* Exercise goal *
Tally all lines containing the word "Link". Give the number alone.

* Data provided *
▽

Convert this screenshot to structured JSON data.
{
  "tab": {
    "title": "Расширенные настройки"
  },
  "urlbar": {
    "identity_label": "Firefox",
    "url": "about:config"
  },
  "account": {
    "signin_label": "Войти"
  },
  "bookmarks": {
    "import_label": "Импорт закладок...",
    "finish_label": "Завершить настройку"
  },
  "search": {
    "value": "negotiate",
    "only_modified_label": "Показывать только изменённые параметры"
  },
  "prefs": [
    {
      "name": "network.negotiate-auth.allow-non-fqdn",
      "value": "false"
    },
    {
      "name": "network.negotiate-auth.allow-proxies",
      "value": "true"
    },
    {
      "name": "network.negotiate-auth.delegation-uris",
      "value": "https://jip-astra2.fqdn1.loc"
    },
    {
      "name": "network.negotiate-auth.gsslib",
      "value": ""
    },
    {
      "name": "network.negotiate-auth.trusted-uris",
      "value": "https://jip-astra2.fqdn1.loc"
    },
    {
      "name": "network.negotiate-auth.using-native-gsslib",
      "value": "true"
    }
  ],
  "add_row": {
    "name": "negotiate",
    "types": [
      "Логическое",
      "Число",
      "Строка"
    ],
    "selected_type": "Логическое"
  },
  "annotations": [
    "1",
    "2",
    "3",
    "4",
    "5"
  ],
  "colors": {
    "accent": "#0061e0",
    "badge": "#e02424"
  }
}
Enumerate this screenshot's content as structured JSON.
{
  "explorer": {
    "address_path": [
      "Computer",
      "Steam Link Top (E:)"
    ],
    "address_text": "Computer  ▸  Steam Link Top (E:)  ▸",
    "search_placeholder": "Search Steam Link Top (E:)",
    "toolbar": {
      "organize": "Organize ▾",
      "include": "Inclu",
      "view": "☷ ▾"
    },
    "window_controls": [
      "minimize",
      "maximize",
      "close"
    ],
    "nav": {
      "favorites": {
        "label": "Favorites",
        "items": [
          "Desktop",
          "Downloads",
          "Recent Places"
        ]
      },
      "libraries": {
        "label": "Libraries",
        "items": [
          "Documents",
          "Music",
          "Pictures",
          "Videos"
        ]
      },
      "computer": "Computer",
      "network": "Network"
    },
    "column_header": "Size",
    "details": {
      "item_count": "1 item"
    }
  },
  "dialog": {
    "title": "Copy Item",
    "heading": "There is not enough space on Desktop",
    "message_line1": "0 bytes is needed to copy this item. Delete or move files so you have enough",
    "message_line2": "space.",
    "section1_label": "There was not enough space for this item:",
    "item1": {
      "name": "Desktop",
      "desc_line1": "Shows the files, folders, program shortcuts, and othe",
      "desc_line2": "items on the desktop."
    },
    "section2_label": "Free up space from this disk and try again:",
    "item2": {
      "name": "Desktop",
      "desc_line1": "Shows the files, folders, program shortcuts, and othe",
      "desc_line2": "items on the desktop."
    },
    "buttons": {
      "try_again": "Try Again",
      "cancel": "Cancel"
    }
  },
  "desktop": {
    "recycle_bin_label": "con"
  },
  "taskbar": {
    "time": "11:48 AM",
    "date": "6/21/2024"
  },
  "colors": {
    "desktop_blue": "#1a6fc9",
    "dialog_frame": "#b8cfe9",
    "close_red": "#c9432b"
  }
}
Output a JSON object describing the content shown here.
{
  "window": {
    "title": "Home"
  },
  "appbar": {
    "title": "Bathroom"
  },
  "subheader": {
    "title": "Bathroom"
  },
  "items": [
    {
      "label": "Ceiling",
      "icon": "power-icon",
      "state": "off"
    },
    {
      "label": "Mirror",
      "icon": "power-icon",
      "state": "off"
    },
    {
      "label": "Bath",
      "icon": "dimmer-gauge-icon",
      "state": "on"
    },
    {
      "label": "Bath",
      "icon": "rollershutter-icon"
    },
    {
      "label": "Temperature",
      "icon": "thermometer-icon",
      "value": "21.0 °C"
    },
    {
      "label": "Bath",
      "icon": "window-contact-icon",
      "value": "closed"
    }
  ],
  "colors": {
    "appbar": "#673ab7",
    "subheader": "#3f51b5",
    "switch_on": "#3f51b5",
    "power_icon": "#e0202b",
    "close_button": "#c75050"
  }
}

△

* Written response *
3